• DO THIS: Show every line in the entries below where the word "xlabel" appears.

• RECORDS FOR PROCESSING:
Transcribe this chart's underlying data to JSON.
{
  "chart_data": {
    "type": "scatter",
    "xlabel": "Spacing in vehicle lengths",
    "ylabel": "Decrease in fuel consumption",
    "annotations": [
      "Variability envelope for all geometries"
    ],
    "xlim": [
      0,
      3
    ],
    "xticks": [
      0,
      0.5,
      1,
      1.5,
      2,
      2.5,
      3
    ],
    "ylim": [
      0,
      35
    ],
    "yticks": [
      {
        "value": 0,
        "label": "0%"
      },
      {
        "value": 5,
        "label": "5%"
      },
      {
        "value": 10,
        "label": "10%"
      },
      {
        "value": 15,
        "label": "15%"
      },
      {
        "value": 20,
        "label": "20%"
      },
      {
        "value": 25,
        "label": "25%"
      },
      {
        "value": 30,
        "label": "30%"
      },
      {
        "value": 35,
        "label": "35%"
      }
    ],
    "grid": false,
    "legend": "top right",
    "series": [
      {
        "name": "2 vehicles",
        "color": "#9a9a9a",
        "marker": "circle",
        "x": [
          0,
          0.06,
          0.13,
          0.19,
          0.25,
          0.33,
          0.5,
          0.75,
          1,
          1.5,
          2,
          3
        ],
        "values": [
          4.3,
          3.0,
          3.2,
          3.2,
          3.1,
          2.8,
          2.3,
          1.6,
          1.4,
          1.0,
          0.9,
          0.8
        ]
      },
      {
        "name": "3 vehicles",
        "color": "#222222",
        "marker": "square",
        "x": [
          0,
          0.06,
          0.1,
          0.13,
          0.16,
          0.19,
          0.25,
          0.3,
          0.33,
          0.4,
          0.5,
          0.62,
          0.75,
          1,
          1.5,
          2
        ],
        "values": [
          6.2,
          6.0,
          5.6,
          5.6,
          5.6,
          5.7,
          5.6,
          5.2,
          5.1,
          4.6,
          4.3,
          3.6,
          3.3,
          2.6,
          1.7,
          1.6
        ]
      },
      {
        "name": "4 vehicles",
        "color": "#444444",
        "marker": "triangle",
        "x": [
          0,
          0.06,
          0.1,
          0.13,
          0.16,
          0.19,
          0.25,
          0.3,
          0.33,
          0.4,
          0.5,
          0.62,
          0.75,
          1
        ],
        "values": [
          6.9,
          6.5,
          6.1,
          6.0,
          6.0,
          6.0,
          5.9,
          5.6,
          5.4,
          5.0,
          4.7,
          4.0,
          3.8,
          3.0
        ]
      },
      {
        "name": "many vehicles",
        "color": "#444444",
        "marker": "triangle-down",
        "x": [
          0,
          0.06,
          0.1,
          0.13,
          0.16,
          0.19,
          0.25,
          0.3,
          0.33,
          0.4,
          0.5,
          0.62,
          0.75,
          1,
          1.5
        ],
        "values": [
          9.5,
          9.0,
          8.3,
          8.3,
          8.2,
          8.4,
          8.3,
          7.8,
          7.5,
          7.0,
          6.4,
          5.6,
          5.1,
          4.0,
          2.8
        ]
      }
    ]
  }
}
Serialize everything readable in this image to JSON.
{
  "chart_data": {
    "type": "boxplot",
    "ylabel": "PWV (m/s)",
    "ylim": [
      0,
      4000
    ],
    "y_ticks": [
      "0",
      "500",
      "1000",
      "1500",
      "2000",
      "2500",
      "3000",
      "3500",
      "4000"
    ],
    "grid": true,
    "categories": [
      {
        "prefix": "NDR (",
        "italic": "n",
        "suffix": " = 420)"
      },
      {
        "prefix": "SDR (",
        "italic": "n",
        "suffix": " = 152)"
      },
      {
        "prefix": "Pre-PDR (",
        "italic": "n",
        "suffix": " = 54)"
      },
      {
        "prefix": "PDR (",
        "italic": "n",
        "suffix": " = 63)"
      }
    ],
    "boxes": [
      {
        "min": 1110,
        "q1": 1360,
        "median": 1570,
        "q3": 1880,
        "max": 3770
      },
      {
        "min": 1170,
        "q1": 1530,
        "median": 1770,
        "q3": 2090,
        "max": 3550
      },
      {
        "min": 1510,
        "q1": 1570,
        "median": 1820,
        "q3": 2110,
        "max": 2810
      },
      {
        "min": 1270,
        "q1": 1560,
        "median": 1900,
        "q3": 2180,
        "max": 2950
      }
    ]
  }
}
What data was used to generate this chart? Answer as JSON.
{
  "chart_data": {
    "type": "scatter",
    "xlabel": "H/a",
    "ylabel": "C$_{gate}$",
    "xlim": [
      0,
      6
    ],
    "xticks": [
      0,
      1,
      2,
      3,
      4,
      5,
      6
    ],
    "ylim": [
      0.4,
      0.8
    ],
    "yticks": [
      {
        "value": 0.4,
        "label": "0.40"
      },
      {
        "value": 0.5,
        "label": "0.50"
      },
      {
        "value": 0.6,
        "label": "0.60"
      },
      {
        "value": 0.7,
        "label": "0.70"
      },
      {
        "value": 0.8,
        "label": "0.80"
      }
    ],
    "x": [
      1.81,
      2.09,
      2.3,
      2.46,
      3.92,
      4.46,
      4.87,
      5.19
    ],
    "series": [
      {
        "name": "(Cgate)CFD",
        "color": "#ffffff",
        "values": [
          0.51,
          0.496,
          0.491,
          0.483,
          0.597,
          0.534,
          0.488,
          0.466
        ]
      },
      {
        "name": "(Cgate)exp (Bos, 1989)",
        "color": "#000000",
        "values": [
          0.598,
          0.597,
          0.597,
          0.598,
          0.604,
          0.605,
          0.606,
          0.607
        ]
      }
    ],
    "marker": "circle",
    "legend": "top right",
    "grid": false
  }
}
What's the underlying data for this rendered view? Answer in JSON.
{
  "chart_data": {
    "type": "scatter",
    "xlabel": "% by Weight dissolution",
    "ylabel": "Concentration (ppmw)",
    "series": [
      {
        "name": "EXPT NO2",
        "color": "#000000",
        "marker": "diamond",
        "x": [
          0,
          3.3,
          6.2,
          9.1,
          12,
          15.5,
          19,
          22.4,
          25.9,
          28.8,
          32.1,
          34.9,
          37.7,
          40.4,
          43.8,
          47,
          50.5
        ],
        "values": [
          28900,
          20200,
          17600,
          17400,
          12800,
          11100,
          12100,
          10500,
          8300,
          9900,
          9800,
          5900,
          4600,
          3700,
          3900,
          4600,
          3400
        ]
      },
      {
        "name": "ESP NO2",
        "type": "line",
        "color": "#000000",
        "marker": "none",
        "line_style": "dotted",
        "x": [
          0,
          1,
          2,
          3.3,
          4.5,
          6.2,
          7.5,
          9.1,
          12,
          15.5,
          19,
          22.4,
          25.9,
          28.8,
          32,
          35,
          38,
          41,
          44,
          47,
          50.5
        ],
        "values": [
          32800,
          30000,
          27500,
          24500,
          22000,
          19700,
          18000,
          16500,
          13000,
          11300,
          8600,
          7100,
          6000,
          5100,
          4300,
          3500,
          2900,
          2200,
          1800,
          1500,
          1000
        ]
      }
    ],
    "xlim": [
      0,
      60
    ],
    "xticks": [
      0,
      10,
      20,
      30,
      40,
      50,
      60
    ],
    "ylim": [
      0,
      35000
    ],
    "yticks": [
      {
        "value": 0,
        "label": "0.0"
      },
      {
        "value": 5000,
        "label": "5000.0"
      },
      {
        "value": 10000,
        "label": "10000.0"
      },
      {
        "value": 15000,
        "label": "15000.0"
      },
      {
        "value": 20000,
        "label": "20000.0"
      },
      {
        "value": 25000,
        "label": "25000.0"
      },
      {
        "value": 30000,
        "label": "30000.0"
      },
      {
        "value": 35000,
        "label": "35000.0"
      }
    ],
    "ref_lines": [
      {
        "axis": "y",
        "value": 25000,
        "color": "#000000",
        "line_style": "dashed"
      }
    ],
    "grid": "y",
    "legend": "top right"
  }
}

• EXPECTED ANSWER:
    "xlabel": "Spacing in vehicle lengths",
    "xlabel": "H/a",
    "xlabel": "% by Weight dissolution",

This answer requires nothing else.